Can you condense the paragraph of the abstract that begins "An exact analytical study is presented" into a short bulleted list that keeps its main facts?

## Excerpt
+ + + + + + +

Abstract

An exact analytical study is presented for the osmophoretic motion of two spherical vesicles in a constant solute concentration gradient arbitrarily oriented with respect to the line of vesicle centers. The vesicles may be formed from different semipermeable membranes, contain arbitrary solutes and have unequal radii. The appropriate equations of conservation of solute species and fluid momentum are solved in the quasisteady limit using spherical bipolar coordinates and the translational and angular velocities of the vesicles are calculated for various cases. The interaction between vesicles can be strong and peculiar when the surface-to-surface spacing gets close to zero. The influence of the interaction, in general, is stronger on the smaller vesicle than on the larger one. For the osmophoresis of two identical vesicles along their line of centers, both migrate slower than the velocity they would possess if isolated. On the contrary, for the case of two identical vesicles undergoing osmophoresis normal to their line of centers, they migrate faster than their undisturbed velocity except when the two vesicles are very close together. A comparison between our exact results for osmophoretic velocities and those evaluated from asymptotic formulas obtained using a method of reflections is made for a case of two identical vesicles. The asymptotic formulas for the vesicle velocities up to O(r 12 −6) , where r 12 is the center-to-center distance between the vesicles, are found to underestimate (for the axisymmetric osmophoresis) or to overestimate (for the transverse motion) the effect of particle interactions; the error can be significant when the vesicle surfaces are less than half the vesicle radius apart. Our numerical results for the interaction between two vesicles are also used to find the effect of the volume fraction of vesicles on the average osmophoretic velocity in a bounded dispersion.

+ + + + + + +

## Data for review
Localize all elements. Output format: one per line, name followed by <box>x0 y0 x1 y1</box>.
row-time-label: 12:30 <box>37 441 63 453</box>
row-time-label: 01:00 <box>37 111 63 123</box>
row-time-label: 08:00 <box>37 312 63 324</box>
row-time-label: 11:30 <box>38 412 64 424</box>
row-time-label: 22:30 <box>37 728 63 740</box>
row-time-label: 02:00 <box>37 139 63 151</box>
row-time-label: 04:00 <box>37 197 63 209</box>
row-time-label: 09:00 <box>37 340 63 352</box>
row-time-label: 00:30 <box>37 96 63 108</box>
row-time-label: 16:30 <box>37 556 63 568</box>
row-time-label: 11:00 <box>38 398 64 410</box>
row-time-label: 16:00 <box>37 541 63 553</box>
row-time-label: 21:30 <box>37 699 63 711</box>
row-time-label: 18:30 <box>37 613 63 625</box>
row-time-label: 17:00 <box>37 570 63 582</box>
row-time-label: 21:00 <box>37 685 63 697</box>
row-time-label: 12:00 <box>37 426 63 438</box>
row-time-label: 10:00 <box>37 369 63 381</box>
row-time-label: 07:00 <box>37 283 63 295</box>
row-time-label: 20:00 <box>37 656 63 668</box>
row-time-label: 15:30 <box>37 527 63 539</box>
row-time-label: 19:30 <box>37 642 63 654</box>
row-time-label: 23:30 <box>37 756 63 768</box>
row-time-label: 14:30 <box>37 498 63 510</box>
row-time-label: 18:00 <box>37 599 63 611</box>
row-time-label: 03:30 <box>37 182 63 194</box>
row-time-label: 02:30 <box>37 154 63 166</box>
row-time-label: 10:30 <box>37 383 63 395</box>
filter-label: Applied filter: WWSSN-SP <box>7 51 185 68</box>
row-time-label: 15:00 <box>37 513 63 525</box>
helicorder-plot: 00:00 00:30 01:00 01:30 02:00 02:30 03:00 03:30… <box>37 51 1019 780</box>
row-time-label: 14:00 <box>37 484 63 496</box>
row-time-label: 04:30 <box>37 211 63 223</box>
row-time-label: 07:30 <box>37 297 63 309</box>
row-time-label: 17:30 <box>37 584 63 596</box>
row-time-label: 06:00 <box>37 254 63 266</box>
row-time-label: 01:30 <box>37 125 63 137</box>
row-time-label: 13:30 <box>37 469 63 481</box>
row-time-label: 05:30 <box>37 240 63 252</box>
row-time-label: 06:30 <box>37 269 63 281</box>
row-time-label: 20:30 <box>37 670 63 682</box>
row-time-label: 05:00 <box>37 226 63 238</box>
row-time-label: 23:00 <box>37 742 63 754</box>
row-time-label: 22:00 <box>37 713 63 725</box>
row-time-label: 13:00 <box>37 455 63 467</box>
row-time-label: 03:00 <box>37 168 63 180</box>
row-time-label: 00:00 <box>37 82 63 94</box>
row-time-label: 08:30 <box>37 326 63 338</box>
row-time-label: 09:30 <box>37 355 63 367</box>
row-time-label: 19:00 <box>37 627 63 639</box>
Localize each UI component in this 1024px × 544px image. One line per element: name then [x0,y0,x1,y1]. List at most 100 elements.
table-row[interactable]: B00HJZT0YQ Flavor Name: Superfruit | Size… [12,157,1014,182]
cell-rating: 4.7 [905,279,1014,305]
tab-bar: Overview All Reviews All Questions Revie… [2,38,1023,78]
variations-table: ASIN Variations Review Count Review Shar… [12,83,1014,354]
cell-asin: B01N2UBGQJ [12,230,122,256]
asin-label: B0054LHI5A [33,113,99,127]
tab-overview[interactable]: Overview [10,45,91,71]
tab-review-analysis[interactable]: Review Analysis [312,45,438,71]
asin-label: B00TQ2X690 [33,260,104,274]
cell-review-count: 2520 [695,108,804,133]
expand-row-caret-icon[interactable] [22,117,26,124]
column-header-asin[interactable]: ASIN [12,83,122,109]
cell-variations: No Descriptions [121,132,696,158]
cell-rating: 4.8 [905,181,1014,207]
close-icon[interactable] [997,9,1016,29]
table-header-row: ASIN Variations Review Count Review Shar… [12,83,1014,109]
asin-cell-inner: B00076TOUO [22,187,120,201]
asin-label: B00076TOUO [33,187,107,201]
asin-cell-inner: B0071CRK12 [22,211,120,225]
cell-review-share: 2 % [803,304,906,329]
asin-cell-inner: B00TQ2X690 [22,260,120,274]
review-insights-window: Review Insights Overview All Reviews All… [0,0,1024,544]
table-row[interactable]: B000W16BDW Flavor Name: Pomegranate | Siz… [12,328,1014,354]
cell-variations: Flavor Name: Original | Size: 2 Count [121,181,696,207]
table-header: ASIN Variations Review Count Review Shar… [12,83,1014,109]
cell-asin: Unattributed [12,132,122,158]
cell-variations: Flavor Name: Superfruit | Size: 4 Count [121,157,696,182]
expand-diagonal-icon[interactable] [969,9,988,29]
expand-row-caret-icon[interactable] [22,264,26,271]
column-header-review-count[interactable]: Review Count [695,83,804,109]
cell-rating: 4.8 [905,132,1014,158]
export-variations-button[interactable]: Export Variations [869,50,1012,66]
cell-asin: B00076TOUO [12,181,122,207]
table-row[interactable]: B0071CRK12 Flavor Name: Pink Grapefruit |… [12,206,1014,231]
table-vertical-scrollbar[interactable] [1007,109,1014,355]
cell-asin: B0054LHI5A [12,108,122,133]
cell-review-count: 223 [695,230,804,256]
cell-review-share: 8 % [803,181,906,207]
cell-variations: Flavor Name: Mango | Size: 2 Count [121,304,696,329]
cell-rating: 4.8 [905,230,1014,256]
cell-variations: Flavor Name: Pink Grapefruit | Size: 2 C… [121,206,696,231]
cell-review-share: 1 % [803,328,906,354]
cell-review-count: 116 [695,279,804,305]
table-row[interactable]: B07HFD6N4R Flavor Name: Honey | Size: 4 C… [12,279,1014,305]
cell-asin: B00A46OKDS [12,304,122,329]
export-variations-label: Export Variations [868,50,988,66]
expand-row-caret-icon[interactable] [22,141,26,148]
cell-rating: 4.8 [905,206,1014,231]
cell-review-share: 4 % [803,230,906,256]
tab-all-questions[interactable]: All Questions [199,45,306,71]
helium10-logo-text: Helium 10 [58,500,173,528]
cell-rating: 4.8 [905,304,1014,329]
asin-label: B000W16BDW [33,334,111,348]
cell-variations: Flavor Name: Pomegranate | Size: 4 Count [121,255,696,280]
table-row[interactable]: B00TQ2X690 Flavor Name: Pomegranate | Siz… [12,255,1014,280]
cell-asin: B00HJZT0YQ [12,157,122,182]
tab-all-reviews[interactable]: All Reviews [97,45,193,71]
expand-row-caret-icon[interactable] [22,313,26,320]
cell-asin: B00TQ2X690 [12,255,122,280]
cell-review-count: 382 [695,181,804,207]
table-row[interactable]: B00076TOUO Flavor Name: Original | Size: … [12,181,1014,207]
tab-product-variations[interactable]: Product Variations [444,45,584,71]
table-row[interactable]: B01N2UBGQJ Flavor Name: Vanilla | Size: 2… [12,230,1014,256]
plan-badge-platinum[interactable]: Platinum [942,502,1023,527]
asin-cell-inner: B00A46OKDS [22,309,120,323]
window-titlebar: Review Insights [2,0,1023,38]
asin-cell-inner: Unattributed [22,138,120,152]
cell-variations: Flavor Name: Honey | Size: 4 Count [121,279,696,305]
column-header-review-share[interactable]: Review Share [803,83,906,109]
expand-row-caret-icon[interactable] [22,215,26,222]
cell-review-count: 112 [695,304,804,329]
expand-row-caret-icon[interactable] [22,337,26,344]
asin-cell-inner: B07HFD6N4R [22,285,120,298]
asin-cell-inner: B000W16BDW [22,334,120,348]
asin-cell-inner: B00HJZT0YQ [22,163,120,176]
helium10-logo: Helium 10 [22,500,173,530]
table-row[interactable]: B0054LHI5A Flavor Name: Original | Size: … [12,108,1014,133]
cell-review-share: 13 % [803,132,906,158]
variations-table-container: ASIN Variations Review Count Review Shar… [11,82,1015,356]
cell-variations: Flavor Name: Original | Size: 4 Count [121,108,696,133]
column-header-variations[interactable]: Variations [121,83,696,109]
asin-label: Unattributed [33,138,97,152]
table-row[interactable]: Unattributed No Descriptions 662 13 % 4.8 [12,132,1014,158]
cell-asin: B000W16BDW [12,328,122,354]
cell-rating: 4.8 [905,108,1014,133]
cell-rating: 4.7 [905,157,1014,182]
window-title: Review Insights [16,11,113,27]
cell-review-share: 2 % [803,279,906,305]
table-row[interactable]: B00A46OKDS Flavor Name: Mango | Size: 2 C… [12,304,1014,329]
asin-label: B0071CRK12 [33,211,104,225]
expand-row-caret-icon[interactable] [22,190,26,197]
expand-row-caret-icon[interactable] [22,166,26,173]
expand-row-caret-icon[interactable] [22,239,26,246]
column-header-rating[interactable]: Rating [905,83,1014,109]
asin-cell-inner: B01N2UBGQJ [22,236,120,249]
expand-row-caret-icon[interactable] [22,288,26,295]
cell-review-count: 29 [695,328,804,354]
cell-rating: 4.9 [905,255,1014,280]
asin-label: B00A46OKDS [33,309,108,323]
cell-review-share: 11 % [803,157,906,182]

+ + + + + + +

## Answer
- The study is an exact analysis of the osmophoretic motion of two spherical vesicles in a constant solute concentration gradient oriented at any angle to the line of their centers.
- The vesicles may have different semipermeable membranes, arbitrary solutes and unequal radii.
- Solute conservation and fluid momentum equations are solved in the quasisteady limit using spherical bipolar coordinates, giving the vesicles' translational and angular velocities.
- Interaction can be strong and peculiar when the surfaces nearly touch, and it generally affects the smaller vesicle more than the larger one.
- Two identical vesicles moving along their line of centers both migrate slower than they would if isolated.
- Two identical vesicles moving normal to their line of centers migrate faster than their undisturbed velocity, unless they are very close together.
- Asymptotic formulas from a method of reflections underestimate the interaction effect for axisymmetric motion and overestimate it for transverse motion. The error can be significant when the surfaces are less than half a vesicle radius apart.
- The results are also used to find how vesicle volume fraction affects the average osmophoretic velocity in a bounded dispersion.